_Work to do_
Leave out the pictures and repeat the data exactly.

_Data in this exercise_

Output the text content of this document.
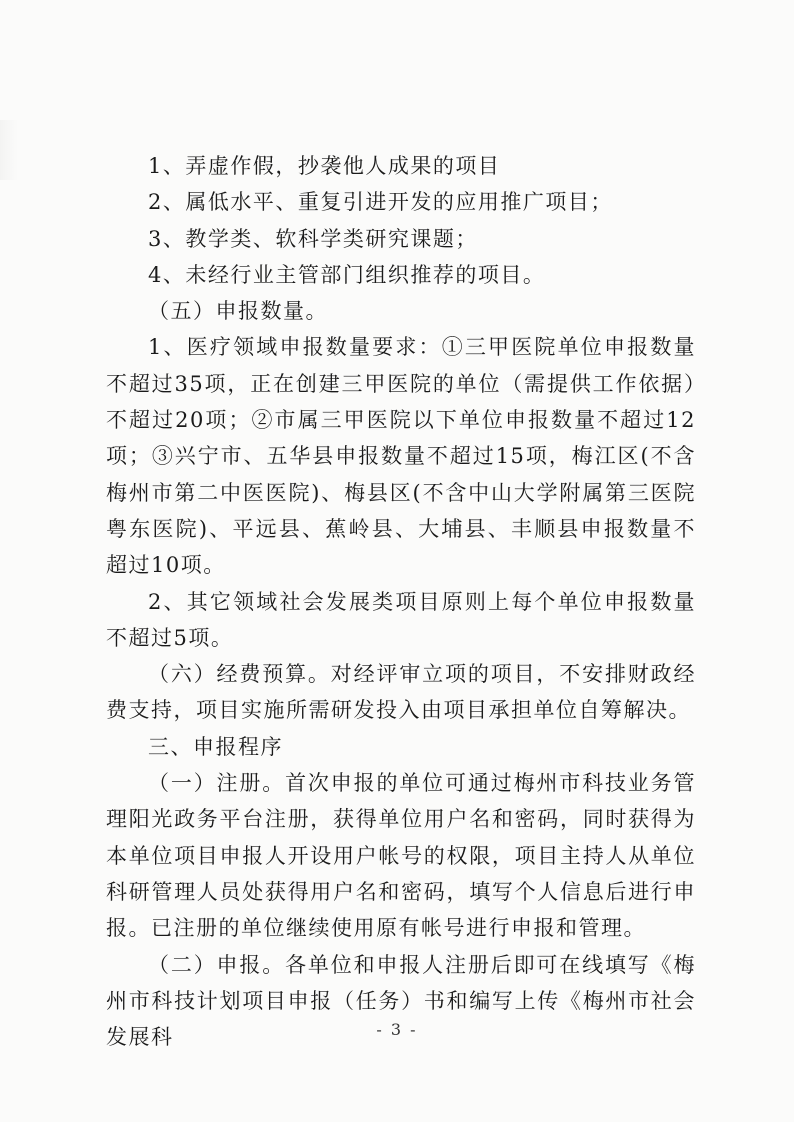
1、弄虚作假，抄袭他人成果的项目

2、属低水平、重复引进开发的应用推广项目；

3、教学类、软科学类研究课题；

4、未经行业主管部门组织推荐的项目。

（五）申报数量。

1、医疗领域申报数量要求：①三甲医院单位申报数量不超过35项，正在创建三甲医院的单位（需提供工作依据）不超过20项；②市属三甲医院以下单位申报数量不超过12项；③兴宁市、五华县申报数量不超过15项，梅江区(不含梅州市第二中医医院)、梅县区(不含中山大学附属第三医院粤东医院)、平远县、蕉岭县、大埔县、丰顺县申报数量不超过10项。

2、其它领域社会发展类项目原则上每个单位申报数量不超过5项。

（六）经费预算。对经评审立项的项目，不安排财政经费支持，项目实施所需研发投入由项目承担单位自筹解决。

三、申报程序

（一）注册。首次申报的单位可通过梅州市科技业务管理阳光政务平台注册，获得单位用户名和密码，同时获得为本单位项目申报人开设用户帐号的权限，项目主持人从单位科研管理人员处获得用户名和密码，填写个人信息后进行申报。已注册的单位继续使用原有帐号进行申报和管理。

（二）申报。各单位和申报人注册后即可在线填写《梅州市科技计划项目申报（任务）书和编写上传《梅州市社会发展科	- 3 -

_Full solution_
Output the text content of this document.
1、弄虚作假，抄袭他人成果的项目

2、属低水平、重复引进开发的应用推广项目；

3、教学类、软科学类研究课题；

4、未经行业主管部门组织推荐的项目。

（五）申报数量。

1、医疗领域申报数量要求：①三甲医院单位申报数量不超过35项，正在创建三甲医院的单位（需提供工作依据）不超过20项；②市属三甲医院以下单位申报数量不超过12项；③兴宁市、五华县申报数量不超过15项，梅江区(不含梅州市第二中医医院)、梅县区(不含中山大学附属第三医院粤东医院)、平远县、蕉岭县、大埔县、丰顺县申报数量不超过10项。

2、其它领域社会发展类项目原则上每个单位申报数量不超过5项。

（六）经费预算。对经评审立项的项目，不安排财政经费支持，项目实施所需研发投入由项目承担单位自筹解决。

三、申报程序

（一）注册。首次申报的单位可通过梅州市科技业务管理阳光政务平台注册，获得单位用户名和密码，同时获得为本单位项目申报人开设用户帐号的权限，项目主持人从单位科研管理人员处获得用户名和密码，填写个人信息后进行申报。已注册的单位继续使用原有帐号进行申报和管理。

（二）申报。各单位和申报人注册后即可在线填写《梅州市科技计划项目申报（任务）书和编写上传《梅州市社会发展科	- 3 -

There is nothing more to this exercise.